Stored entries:
--------------------------------------------------
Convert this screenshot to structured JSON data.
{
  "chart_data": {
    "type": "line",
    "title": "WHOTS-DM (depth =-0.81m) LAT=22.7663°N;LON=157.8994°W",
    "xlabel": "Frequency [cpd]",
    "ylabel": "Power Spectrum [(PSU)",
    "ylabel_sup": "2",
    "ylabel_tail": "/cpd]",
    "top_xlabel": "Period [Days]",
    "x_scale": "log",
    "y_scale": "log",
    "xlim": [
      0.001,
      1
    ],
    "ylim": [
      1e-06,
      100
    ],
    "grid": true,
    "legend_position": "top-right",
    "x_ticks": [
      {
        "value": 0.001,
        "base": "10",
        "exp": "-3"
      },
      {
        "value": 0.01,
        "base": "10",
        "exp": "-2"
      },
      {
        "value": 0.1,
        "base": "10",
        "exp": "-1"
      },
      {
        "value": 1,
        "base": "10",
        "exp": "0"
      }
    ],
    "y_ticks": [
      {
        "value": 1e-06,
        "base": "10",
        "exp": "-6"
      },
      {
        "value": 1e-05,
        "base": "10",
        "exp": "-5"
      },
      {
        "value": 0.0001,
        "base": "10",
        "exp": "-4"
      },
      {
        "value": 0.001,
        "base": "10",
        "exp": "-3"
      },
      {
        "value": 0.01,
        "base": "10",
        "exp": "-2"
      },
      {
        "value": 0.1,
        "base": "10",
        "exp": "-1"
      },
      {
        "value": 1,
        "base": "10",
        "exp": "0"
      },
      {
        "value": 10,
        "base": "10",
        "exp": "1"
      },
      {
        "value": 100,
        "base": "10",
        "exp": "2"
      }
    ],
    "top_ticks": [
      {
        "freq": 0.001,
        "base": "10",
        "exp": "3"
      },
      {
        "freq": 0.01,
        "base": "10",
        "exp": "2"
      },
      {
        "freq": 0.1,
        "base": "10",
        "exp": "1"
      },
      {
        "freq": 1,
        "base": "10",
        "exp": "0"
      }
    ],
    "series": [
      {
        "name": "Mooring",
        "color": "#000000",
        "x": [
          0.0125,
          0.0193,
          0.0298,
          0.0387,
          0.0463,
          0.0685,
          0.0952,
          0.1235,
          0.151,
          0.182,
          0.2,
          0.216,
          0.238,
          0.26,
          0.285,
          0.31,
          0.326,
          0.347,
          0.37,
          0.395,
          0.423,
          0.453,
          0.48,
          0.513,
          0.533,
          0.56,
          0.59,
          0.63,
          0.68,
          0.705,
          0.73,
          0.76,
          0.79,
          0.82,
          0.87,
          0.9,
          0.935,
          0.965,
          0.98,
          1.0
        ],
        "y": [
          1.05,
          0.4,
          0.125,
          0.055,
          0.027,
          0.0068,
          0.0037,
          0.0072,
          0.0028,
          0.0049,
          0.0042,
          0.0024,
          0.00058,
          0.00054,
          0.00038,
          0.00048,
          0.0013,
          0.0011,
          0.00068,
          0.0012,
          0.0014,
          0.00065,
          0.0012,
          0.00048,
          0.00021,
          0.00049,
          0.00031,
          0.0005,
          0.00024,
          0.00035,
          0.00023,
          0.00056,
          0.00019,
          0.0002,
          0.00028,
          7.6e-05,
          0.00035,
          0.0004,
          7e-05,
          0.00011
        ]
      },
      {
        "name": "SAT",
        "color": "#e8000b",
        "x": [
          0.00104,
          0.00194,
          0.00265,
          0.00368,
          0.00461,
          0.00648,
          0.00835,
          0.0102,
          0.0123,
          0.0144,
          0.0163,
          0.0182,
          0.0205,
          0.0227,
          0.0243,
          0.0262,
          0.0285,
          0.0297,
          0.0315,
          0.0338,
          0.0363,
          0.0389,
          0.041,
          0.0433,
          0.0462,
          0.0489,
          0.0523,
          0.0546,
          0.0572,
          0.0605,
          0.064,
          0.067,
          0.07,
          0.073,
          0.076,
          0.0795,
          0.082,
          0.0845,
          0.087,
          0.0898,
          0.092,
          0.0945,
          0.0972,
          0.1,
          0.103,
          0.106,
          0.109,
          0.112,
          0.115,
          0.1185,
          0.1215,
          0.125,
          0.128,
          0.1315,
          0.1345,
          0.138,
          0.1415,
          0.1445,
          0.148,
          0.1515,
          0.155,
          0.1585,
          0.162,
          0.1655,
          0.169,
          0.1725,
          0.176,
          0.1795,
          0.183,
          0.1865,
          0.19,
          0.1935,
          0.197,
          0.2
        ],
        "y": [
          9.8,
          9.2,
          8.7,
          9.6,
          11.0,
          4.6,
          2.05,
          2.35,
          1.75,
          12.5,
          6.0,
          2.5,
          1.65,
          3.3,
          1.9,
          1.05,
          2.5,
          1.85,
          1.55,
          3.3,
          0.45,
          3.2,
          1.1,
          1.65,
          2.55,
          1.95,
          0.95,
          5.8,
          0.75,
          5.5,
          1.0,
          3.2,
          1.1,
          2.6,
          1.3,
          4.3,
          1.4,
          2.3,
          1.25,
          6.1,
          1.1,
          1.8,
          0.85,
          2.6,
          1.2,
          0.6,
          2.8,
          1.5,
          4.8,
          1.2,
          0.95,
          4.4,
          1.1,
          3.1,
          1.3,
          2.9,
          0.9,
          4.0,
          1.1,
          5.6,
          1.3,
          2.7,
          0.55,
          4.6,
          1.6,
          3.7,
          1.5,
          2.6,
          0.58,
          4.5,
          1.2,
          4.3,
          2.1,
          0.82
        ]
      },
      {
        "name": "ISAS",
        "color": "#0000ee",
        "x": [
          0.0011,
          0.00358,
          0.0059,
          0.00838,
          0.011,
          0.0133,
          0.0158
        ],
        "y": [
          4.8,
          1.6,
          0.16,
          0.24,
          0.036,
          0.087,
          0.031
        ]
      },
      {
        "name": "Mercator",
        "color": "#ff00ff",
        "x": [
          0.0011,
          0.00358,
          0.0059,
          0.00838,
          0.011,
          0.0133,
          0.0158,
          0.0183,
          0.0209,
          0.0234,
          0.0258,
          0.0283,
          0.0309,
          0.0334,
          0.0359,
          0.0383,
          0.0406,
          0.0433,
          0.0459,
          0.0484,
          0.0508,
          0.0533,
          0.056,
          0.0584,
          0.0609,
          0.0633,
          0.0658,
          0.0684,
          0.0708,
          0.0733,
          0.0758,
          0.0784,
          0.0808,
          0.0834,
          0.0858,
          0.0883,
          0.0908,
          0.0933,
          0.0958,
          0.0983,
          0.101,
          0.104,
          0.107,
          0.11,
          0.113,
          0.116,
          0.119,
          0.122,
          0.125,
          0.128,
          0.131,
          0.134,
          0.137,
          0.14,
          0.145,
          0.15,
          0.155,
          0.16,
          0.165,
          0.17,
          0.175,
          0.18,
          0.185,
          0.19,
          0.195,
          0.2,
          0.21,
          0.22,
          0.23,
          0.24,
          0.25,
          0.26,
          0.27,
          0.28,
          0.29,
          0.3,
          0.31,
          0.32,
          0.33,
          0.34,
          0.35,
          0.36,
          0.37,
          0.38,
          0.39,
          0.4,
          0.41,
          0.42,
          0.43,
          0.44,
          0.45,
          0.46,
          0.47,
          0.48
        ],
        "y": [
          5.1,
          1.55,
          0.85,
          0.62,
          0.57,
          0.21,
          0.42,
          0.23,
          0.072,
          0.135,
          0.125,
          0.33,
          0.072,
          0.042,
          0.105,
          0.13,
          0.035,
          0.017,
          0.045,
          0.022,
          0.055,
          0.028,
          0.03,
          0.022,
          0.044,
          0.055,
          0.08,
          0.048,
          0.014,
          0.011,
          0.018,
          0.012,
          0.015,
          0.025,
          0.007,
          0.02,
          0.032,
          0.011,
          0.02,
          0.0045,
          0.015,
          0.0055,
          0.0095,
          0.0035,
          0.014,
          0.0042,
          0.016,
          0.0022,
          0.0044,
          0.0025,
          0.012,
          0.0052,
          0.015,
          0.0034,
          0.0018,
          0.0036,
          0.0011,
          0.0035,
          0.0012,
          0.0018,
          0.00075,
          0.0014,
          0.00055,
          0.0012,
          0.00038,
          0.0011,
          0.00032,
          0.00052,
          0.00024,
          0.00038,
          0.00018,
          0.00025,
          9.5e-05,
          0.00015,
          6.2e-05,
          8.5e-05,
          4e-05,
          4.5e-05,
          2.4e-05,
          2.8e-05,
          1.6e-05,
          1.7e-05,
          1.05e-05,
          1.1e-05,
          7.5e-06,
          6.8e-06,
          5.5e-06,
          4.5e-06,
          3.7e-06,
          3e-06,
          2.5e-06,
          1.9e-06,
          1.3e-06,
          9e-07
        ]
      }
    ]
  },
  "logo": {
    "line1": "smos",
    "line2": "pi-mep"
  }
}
--------------------------------------------------
* [REQUIRED WORK]
Look through the entries above and report each line where the string "name" occurs.

* [ANSWER FOR THE TASK]
        "name": "Mooring",
        "name": "SAT",
        "name": "ISAS",
        "name": "Mercator",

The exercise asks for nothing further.